## Recorded information
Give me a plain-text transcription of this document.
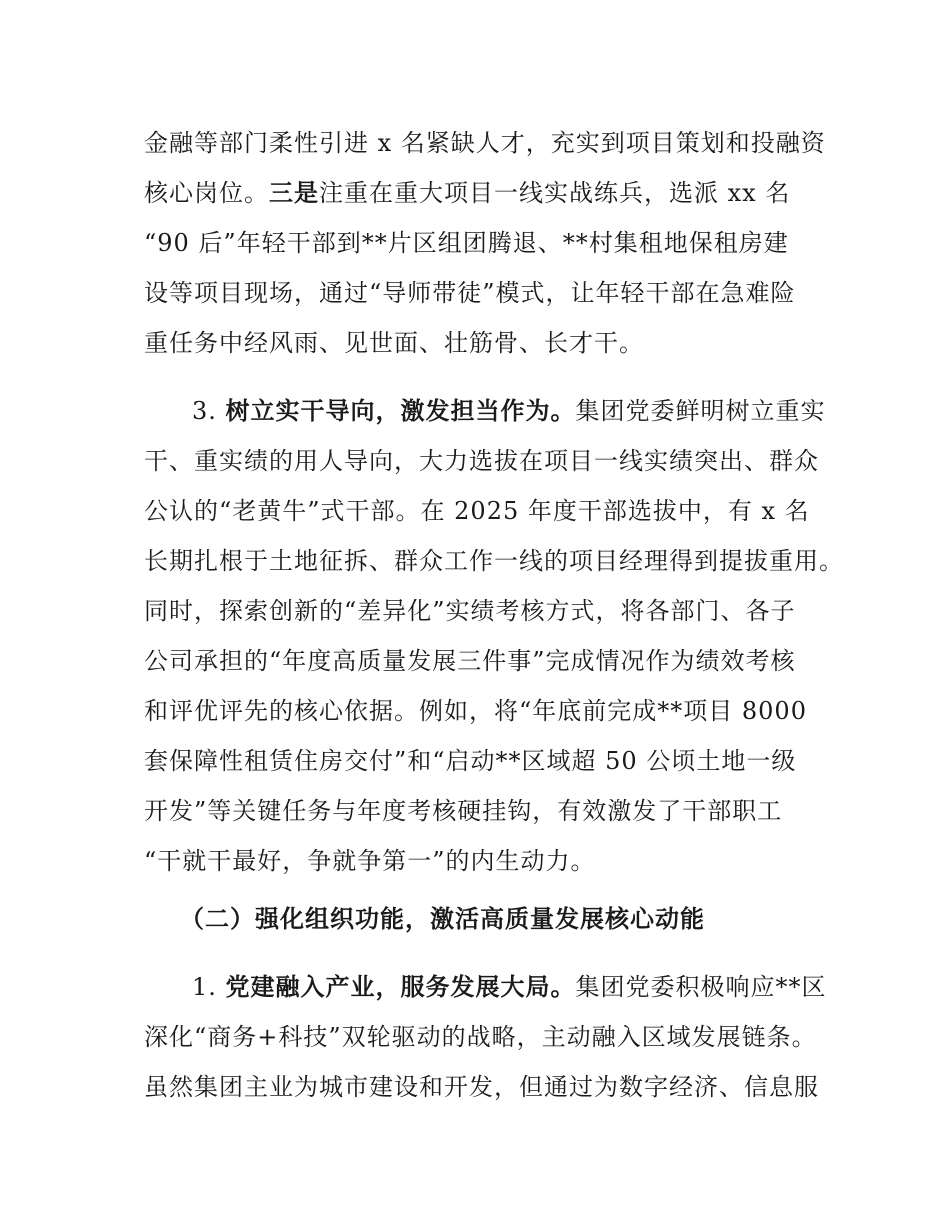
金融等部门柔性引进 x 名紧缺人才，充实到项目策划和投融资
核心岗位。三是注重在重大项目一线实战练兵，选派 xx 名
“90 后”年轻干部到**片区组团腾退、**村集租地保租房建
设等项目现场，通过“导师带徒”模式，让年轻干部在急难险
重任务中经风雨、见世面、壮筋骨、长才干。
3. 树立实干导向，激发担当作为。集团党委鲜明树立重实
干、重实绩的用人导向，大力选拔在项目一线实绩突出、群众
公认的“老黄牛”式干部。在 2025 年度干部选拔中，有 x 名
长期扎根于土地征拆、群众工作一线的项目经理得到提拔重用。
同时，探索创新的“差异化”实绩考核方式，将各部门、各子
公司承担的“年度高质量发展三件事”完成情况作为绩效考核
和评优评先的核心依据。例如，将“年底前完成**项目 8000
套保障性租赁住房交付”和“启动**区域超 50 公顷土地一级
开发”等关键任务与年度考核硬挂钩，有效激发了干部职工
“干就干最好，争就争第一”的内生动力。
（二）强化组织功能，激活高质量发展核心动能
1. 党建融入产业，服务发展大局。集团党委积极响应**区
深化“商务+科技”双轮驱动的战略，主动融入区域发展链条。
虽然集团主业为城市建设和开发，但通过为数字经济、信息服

--

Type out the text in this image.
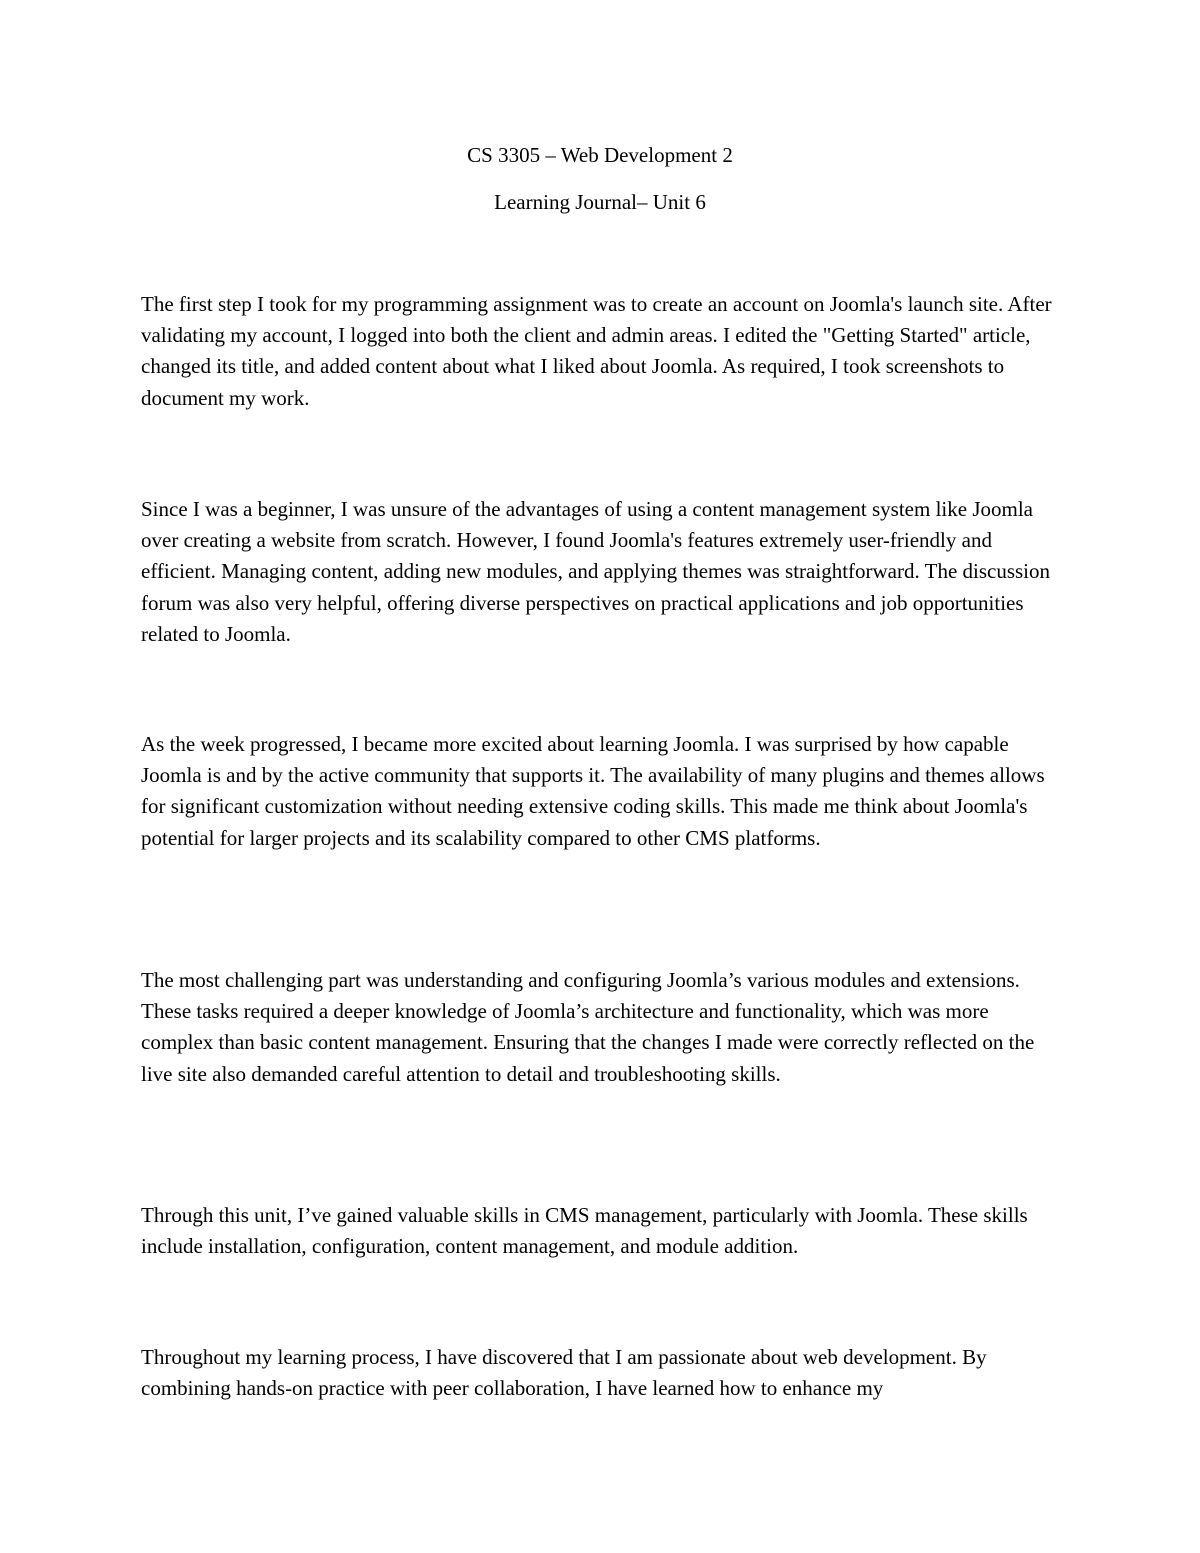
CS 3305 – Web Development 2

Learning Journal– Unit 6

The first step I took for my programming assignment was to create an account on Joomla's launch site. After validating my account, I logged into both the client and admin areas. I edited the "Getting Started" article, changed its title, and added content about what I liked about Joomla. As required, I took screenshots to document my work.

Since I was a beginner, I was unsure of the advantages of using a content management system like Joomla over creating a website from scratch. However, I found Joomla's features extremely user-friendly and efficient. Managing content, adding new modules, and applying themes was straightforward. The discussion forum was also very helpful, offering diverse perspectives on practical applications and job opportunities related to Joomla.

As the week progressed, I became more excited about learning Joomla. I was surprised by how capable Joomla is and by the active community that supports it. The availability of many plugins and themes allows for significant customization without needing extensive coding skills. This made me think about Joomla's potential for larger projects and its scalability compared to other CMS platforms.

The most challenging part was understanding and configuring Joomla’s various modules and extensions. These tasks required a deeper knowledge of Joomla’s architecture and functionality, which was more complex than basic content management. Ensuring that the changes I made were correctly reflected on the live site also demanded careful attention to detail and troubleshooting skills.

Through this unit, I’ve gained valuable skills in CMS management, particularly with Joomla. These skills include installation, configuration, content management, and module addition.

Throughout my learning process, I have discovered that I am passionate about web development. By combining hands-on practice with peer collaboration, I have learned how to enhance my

## Directions
Look through the material above. Copy each line where the word "document" appears.

## Response to this task
Give me a plain-text transcription of this document.
The first step I took for my programming assignment was to create an account on Joomla's launch site. After validating my account, I logged into both the client and admin areas. I edited the "Getting Started" article, changed its title, and added content about what I liked about Joomla. As required, I took screenshots to document my work.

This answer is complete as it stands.